Leave out the images and repeat the listing below without a single change.
— start GIVEN DATA —
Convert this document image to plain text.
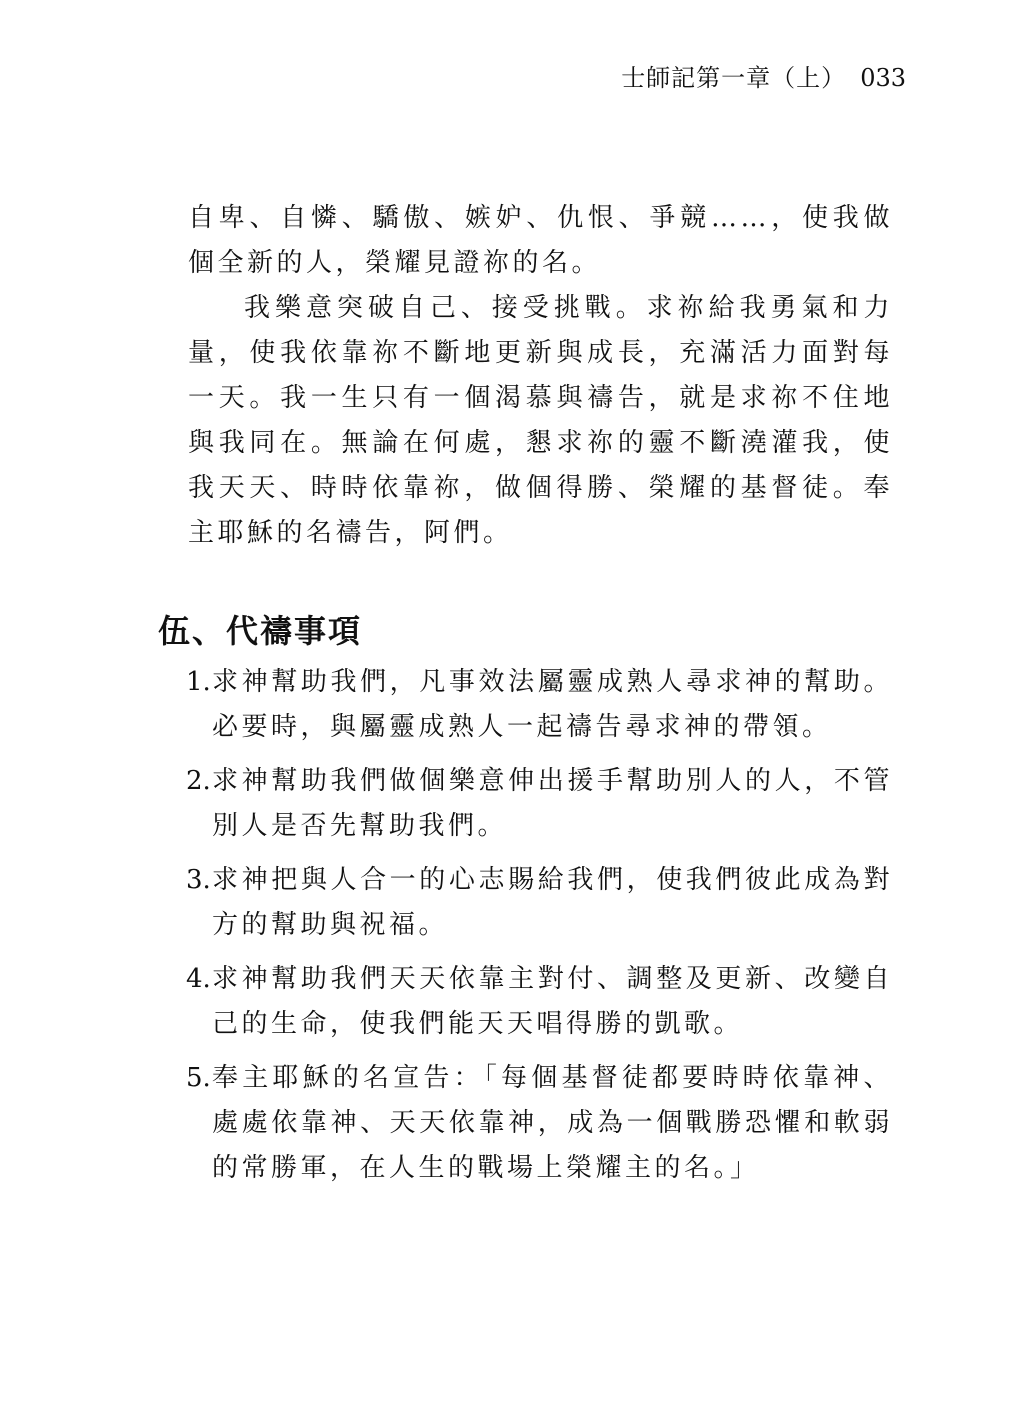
士師記第一章（上） 033

自卑、自憐、驕傲、嫉妒、仇恨、爭競……，使我做個全新的人，榮耀見證祢的名。

我樂意突破自己、接受挑戰。求祢給我勇氣和力量，使我依靠祢不斷地更新與成長，充滿活力面對每一天。我一生只有一個渴慕與禱告，就是求祢不住地與我同在。無論在何處，懇求祢的靈不斷澆灌我，使我天天、時時依靠祢，做個得勝、榮耀的基督徒。奉主耶穌的名禱告，阿們。

伍、代禱事項
1. 求神幫助我們，凡事效法屬靈成熟人尋求神的幫助。必要時，與屬靈成熟人一起禱告尋求神的帶領。
2. 求神幫助我們做個樂意伸出援手幫助別人的人，不管別人是否先幫助我們。
3. 求神把與人合一的心志賜給我們，使我們彼此成為對方的幫助與祝福。
4. 求神幫助我們天天依靠主對付、調整及更新、改變自己的生命，使我們能天天唱得勝的凱歌。
5. 奉主耶穌的名宣告：「每個基督徒都要時時依靠神、處處依靠神、天天依靠神，成為一個戰勝恐懼和軟弱的常勝軍，在人生的戰場上榮耀主的名。」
— end GIVEN DATA —
▶ SOLUTION TO THE EXERCISE
Convert this document image to plain text.
士師記第一章（上） 033

自卑、自憐、驕傲、嫉妒、仇恨、爭競……，使我做個全新的人，榮耀見證祢的名。

我樂意突破自己、接受挑戰。求祢給我勇氣和力量，使我依靠祢不斷地更新與成長，充滿活力面對每一天。我一生只有一個渴慕與禱告，就是求祢不住地與我同在。無論在何處，懇求祢的靈不斷澆灌我，使我天天、時時依靠祢，做個得勝、榮耀的基督徒。奉主耶穌的名禱告，阿們。

伍、代禱事項
1. 求神幫助我們，凡事效法屬靈成熟人尋求神的幫助。必要時，與屬靈成熟人一起禱告尋求神的帶領。
2. 求神幫助我們做個樂意伸出援手幫助別人的人，不管別人是否先幫助我們。
3. 求神把與人合一的心志賜給我們，使我們彼此成為對方的幫助與祝福。
4. 求神幫助我們天天依靠主對付、調整及更新、改變自己的生命，使我們能天天唱得勝的凱歌。
5. 奉主耶穌的名宣告：「每個基督徒都要時時依靠神、處處依靠神、天天依靠神，成為一個戰勝恐懼和軟弱的常勝軍，在人生的戰場上榮耀主的名。」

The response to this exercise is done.